---------- MATERIAL SHOWN ----------

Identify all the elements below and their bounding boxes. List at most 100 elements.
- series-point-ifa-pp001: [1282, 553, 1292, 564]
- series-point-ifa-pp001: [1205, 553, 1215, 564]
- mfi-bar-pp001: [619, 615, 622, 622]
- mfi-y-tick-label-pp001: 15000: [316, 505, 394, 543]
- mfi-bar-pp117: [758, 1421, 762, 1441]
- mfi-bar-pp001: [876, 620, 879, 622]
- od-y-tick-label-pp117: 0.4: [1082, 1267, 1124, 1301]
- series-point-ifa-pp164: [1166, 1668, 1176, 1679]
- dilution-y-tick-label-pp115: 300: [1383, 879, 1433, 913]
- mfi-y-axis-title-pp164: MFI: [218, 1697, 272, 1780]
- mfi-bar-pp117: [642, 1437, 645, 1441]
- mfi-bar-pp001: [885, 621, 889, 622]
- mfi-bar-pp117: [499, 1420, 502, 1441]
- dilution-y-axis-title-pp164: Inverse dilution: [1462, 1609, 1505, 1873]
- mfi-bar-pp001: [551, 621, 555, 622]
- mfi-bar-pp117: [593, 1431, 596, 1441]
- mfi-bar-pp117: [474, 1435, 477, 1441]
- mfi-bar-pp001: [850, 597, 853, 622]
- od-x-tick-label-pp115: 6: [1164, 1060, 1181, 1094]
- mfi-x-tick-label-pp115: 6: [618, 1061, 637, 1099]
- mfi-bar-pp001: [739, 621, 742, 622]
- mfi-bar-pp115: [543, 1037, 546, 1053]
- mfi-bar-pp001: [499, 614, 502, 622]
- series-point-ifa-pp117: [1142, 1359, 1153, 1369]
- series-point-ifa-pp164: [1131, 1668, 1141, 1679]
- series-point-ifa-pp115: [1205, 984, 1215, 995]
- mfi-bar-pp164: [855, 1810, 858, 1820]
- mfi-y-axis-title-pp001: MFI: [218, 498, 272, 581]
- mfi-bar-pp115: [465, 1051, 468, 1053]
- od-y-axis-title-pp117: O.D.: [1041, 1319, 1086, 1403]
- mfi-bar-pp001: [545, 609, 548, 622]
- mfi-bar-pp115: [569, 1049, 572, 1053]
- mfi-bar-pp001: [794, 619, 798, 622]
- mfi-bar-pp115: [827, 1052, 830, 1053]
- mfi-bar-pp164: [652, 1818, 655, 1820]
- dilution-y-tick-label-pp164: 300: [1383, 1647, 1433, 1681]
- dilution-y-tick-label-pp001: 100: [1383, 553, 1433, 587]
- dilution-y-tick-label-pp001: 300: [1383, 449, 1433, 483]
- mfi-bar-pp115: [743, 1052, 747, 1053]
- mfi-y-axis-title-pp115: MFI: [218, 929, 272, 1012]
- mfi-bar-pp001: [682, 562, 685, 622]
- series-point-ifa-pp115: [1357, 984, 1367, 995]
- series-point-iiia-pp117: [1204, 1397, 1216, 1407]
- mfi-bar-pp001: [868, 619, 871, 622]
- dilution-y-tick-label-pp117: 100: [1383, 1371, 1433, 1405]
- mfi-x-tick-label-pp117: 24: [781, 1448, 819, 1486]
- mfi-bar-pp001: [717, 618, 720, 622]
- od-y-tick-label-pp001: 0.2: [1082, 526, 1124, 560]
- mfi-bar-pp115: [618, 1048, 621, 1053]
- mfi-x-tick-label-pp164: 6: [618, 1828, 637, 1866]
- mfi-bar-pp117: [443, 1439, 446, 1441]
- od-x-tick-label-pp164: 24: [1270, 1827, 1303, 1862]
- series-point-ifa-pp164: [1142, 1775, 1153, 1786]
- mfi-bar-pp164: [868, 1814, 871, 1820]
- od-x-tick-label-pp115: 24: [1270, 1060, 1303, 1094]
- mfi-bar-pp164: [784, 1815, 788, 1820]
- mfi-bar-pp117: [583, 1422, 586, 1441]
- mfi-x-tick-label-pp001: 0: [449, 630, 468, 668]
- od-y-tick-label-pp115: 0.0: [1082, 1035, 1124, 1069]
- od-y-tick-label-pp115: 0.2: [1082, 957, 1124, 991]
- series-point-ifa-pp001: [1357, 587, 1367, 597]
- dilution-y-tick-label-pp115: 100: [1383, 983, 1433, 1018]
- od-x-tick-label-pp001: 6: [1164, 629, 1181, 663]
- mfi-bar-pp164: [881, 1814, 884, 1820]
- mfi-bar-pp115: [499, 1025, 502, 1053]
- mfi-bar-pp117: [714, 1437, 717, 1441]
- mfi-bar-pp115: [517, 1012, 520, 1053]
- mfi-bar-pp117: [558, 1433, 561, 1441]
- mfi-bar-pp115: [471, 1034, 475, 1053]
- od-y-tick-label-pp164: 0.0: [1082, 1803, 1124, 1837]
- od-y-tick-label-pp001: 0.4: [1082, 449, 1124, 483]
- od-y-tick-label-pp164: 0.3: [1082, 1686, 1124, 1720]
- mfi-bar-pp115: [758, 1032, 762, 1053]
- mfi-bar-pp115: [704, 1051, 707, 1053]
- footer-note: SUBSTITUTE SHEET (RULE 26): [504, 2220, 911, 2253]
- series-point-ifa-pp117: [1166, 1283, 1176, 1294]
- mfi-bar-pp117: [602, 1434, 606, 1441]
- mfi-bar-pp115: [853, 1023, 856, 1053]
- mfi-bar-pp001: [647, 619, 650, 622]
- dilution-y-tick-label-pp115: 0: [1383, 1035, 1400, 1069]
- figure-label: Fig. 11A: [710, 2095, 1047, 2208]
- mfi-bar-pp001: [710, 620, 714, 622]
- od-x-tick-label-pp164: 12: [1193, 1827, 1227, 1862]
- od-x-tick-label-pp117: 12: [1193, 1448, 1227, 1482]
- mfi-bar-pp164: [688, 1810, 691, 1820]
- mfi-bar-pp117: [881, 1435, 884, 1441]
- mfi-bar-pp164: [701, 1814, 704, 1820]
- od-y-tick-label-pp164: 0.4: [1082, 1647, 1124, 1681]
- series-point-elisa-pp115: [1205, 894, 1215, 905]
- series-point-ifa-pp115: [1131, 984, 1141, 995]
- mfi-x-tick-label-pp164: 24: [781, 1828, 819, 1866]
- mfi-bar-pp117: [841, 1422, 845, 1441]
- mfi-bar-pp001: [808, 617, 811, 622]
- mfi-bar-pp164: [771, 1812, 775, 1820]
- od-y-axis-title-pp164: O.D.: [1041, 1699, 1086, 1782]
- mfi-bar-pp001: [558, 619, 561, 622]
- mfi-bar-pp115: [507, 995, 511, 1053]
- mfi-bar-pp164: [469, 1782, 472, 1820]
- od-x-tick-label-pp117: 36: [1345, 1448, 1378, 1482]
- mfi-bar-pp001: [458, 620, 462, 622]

----------

OBJECTIVE:
Reproduce every line of the records above word for word, without changing any character.

ANSWER FOR THIS EXERCISE:
Identify all the elements below and their bounding boxes. List at most 100 elements.
- series-point-ifa-pp001: [1282, 553, 1292, 564]
- series-point-ifa-pp001: [1205, 553, 1215, 564]
- mfi-bar-pp001: [619, 615, 622, 622]
- mfi-y-tick-label-pp001: 15000: [316, 505, 394, 543]
- mfi-bar-pp117: [758, 1421, 762, 1441]
- mfi-bar-pp001: [876, 620, 879, 622]
- od-y-tick-label-pp117: 0.4: [1082, 1267, 1124, 1301]
- series-point-ifa-pp164: [1166, 1668, 1176, 1679]
- dilution-y-tick-label-pp115: 300: [1383, 879, 1433, 913]
- mfi-y-axis-title-pp164: MFI: [218, 1697, 272, 1780]
- mfi-bar-pp117: [642, 1437, 645, 1441]
- mfi-bar-pp001: [885, 621, 889, 622]
- mfi-bar-pp117: [499, 1420, 502, 1441]
- dilution-y-axis-title-pp164: Inverse dilution: [1462, 1609, 1505, 1873]
- mfi-bar-pp001: [551, 621, 555, 622]
- mfi-bar-pp117: [593, 1431, 596, 1441]
- mfi-bar-pp117: [474, 1435, 477, 1441]
- mfi-bar-pp001: [850, 597, 853, 622]
- od-x-tick-label-pp115: 6: [1164, 1060, 1181, 1094]
- mfi-x-tick-label-pp115: 6: [618, 1061, 637, 1099]
- mfi-bar-pp001: [739, 621, 742, 622]
- mfi-bar-pp115: [543, 1037, 546, 1053]
- mfi-bar-pp001: [499, 614, 502, 622]
- series-point-ifa-pp117: [1142, 1359, 1153, 1369]
- series-point-ifa-pp164: [1131, 1668, 1141, 1679]
- series-point-ifa-pp115: [1205, 984, 1215, 995]
- mfi-bar-pp164: [855, 1810, 858, 1820]
- mfi-y-axis-title-pp001: MFI: [218, 498, 272, 581]
- mfi-bar-pp115: [465, 1051, 468, 1053]
- od-y-axis-title-pp117: O.D.: [1041, 1319, 1086, 1403]
- mfi-bar-pp001: [545, 609, 548, 622]
- mfi-bar-pp115: [569, 1049, 572, 1053]
- mfi-bar-pp001: [794, 619, 798, 622]
- mfi-bar-pp115: [827, 1052, 830, 1053]
- mfi-bar-pp164: [652, 1818, 655, 1820]
- dilution-y-tick-label-pp164: 300: [1383, 1647, 1433, 1681]
- dilution-y-tick-label-pp001: 100: [1383, 553, 1433, 587]
- dilution-y-tick-label-pp001: 300: [1383, 449, 1433, 483]
- mfi-bar-pp115: [743, 1052, 747, 1053]
- mfi-y-axis-title-pp115: MFI: [218, 929, 272, 1012]
- mfi-bar-pp001: [682, 562, 685, 622]
- series-point-ifa-pp115: [1357, 984, 1367, 995]
- series-point-iiia-pp117: [1204, 1397, 1216, 1407]
- mfi-bar-pp001: [868, 619, 871, 622]
- dilution-y-tick-label-pp117: 100: [1383, 1371, 1433, 1405]
- mfi-x-tick-label-pp117: 24: [781, 1448, 819, 1486]
- mfi-bar-pp001: [717, 618, 720, 622]
- od-y-tick-label-pp001: 0.2: [1082, 526, 1124, 560]
- mfi-bar-pp115: [618, 1048, 621, 1053]
- mfi-x-tick-label-pp164: 6: [618, 1828, 637, 1866]
- mfi-bar-pp117: [443, 1439, 446, 1441]
- od-x-tick-label-pp164: 24: [1270, 1827, 1303, 1862]
- series-point-ifa-pp164: [1142, 1775, 1153, 1786]
- mfi-bar-pp164: [868, 1814, 871, 1820]
- od-x-tick-label-pp115: 24: [1270, 1060, 1303, 1094]
- mfi-bar-pp164: [784, 1815, 788, 1820]
- mfi-bar-pp117: [583, 1422, 586, 1441]
- mfi-x-tick-label-pp001: 0: [449, 630, 468, 668]
- od-y-tick-label-pp115: 0.0: [1082, 1035, 1124, 1069]
- od-y-tick-label-pp115: 0.2: [1082, 957, 1124, 991]
- series-point-ifa-pp001: [1357, 587, 1367, 597]
- dilution-y-tick-label-pp115: 100: [1383, 983, 1433, 1018]
- od-x-tick-label-pp001: 6: [1164, 629, 1181, 663]
- mfi-bar-pp164: [881, 1814, 884, 1820]
- mfi-bar-pp115: [499, 1025, 502, 1053]
- mfi-bar-pp117: [714, 1437, 717, 1441]
- mfi-bar-pp115: [517, 1012, 520, 1053]
- mfi-bar-pp117: [558, 1433, 561, 1441]
- mfi-bar-pp115: [471, 1034, 475, 1053]
- od-y-tick-label-pp164: 0.0: [1082, 1803, 1124, 1837]
- od-y-tick-label-pp001: 0.4: [1082, 449, 1124, 483]
- od-y-tick-label-pp164: 0.3: [1082, 1686, 1124, 1720]
- mfi-bar-pp115: [758, 1032, 762, 1053]
- mfi-bar-pp115: [704, 1051, 707, 1053]
- footer-note: SUBSTITUTE SHEET (RULE 26): [504, 2220, 911, 2253]
- series-point-ifa-pp117: [1166, 1283, 1176, 1294]
- mfi-bar-pp117: [602, 1434, 606, 1441]
- mfi-bar-pp115: [853, 1023, 856, 1053]
- mfi-bar-pp001: [647, 619, 650, 622]
- dilution-y-tick-label-pp115: 0: [1383, 1035, 1400, 1069]
- figure-label: Fig. 11A: [710, 2095, 1047, 2208]
- mfi-bar-pp001: [710, 620, 714, 622]
- od-x-tick-label-pp164: 12: [1193, 1827, 1227, 1862]
- od-x-tick-label-pp117: 12: [1193, 1448, 1227, 1482]
- mfi-bar-pp164: [688, 1810, 691, 1820]
- mfi-bar-pp117: [881, 1435, 884, 1441]
- mfi-bar-pp164: [701, 1814, 704, 1820]
- od-y-tick-label-pp164: 0.4: [1082, 1647, 1124, 1681]
- series-point-elisa-pp115: [1205, 894, 1215, 905]
- series-point-ifa-pp115: [1131, 984, 1141, 995]
- mfi-x-tick-label-pp164: 24: [781, 1828, 819, 1866]
- mfi-bar-pp117: [841, 1422, 845, 1441]
- mfi-bar-pp001: [808, 617, 811, 622]
- mfi-bar-pp164: [771, 1812, 775, 1820]
- od-y-axis-title-pp164: O.D.: [1041, 1699, 1086, 1782]
- mfi-bar-pp001: [558, 619, 561, 622]
- mfi-bar-pp115: [507, 995, 511, 1053]
- mfi-bar-pp164: [469, 1782, 472, 1820]
- od-x-tick-label-pp117: 36: [1345, 1448, 1378, 1482]
- mfi-bar-pp001: [458, 620, 462, 622]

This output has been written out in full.